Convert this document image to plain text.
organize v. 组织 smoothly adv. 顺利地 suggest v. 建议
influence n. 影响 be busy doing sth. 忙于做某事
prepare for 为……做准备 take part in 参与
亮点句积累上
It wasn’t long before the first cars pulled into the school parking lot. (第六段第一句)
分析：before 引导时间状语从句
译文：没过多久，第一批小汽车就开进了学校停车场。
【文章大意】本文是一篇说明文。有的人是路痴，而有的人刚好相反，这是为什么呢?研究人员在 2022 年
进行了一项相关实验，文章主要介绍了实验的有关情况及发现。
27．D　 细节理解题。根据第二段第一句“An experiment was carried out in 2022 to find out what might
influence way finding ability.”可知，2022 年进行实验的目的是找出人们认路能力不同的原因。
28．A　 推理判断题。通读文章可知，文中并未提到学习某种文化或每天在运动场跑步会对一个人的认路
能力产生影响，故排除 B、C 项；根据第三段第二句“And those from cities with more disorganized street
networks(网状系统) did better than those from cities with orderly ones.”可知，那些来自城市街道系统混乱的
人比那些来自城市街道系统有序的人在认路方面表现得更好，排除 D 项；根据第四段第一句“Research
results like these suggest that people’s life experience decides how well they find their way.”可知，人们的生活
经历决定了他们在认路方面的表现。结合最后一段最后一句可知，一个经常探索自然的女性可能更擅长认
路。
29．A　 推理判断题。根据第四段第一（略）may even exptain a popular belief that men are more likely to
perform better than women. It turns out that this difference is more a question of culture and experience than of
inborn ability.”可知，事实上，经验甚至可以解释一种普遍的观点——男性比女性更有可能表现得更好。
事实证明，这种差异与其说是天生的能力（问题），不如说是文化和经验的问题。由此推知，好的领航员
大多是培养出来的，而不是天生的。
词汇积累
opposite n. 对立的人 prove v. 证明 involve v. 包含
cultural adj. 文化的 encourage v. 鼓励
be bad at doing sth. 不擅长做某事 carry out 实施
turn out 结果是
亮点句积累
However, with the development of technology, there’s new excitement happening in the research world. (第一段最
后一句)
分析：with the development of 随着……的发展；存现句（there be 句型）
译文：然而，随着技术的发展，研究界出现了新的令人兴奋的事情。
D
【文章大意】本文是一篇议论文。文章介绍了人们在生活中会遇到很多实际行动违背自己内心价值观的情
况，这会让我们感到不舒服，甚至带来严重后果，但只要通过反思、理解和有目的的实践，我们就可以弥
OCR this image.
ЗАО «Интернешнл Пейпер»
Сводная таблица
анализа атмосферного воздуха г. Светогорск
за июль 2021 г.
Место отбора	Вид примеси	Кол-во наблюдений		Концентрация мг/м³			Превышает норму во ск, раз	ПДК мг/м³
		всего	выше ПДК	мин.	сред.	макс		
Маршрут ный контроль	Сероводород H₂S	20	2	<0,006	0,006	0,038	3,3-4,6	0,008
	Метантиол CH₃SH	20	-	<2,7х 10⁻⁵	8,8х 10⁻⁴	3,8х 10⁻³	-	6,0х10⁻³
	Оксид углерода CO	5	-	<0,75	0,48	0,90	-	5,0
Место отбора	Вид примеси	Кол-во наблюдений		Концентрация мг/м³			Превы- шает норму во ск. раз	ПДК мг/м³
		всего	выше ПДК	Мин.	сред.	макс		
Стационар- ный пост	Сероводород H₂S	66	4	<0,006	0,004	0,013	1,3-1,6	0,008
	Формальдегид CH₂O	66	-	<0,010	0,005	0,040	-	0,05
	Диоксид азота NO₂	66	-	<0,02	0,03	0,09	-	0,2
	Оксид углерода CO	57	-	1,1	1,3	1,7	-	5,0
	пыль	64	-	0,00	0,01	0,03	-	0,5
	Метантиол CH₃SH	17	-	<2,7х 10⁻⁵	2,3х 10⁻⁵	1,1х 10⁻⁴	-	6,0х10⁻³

*-*-*

**Given task**
Please reproduce each line exactly as written.

**The reply**
Convert this document image to plain text.
organize v. 组织 smoothly adv. 顺利地 suggest v. 建议
influence n. 影响 be busy doing sth. 忙于做某事
prepare for 为……做准备 take part in 参与
亮点句积累上
It wasn’t long before the first cars pulled into the school parking lot. (第六段第一句)
分析：before 引导时间状语从句
译文：没过多久，第一批小汽车就开进了学校停车场。
【文章大意】本文是一篇说明文。有的人是路痴，而有的人刚好相反，这是为什么呢?研究人员在 2022 年
进行了一项相关实验，文章主要介绍了实验的有关情况及发现。
27．D　 细节理解题。根据第二段第一句“An experiment was carried out in 2022 to find out what might
influence way finding ability.”可知，2022 年进行实验的目的是找出人们认路能力不同的原因。
28．A　 推理判断题。通读文章可知，文中并未提到学习某种文化或每天在运动场跑步会对一个人的认路
能力产生影响，故排除 B、C 项；根据第三段第二句“And those from cities with more disorganized street
networks(网状系统) did better than those from cities with orderly ones.”可知，那些来自城市街道系统混乱的
人比那些来自城市街道系统有序的人在认路方面表现得更好，排除 D 项；根据第四段第一句“Research
results like these suggest that people’s life experience decides how well they find their way.”可知，人们的生活
经历决定了他们在认路方面的表现。结合最后一段最后一句可知，一个经常探索自然的女性可能更擅长认
路。
29．A　 推理判断题。根据第四段第一（略）may even exptain a popular belief that men are more likely to
perform better than women. It turns out that this difference is more a question of culture and experience than of
inborn ability.”可知，事实上，经验甚至可以解释一种普遍的观点——男性比女性更有可能表现得更好。
事实证明，这种差异与其说是天生的能力（问题），不如说是文化和经验的问题。由此推知，好的领航员
大多是培养出来的，而不是天生的。
词汇积累
opposite n. 对立的人 prove v. 证明 involve v. 包含
cultural adj. 文化的 encourage v. 鼓励
be bad at doing sth. 不擅长做某事 carry out 实施
turn out 结果是
亮点句积累
However, with the development of technology, there’s new excitement happening in the research world. (第一段最
后一句)
分析：with the development of 随着……的发展；存现句（there be 句型）
译文：然而，随着技术的发展，研究界出现了新的令人兴奋的事情。
D
【文章大意】本文是一篇议论文。文章介绍了人们在生活中会遇到很多实际行动违背自己内心价值观的情
况，这会让我们感到不舒服，甚至带来严重后果，但只要通过反思、理解和有目的的实践，我们就可以弥
OCR this image.
ЗАО «Интернешнл Пейпер»
Сводная таблица
анализа атмосферного воздуха г. Светогорск
за июль 2021 г.
Место отбора	Вид примеси	Кол-во наблюдений		Концентрация мг/м³			Превышает норму во ск, раз	ПДК мг/м³
		всего	выше ПДК	мин.	сред.	макс		
Маршрут ный контроль	Сероводород H₂S	20	2	<0,006	0,006	0,038	3,3-4,6	0,008
	Метантиол CH₃SH	20	-	<2,7х 10⁻⁵	8,8х 10⁻⁴	3,8х 10⁻³	-	6,0х10⁻³
	Оксид углерода CO	5	-	<0,75	0,48	0,90	-	5,0
Место отбора	Вид примеси	Кол-во наблюдений		Концентрация мг/м³			Превы- шает норму во ск. раз	ПДК мг/м³
		всего	выше ПДК	Мин.	сред.	макс		
Стационар- ный пост	Сероводород H₂S	66	4	<0,006	0,004	0,013	1,3-1,6	0,008
	Формальдегид CH₂O	66	-	<0,010	0,005	0,040	-	0,05
	Диоксид азота NO₂	66	-	<0,02	0,03	0,09	-	0,2
	Оксид углерода CO	57	-	1,1	1,3	1,7	-	5,0
	пыль	64	-	0,00	0,01	0,03	-	0,5
	Метантиол CH₃SH	17	-	<2,7х 10⁻⁵	2,3х 10⁻⁵	1,1х 10⁻⁴	-	6,0х10⁻³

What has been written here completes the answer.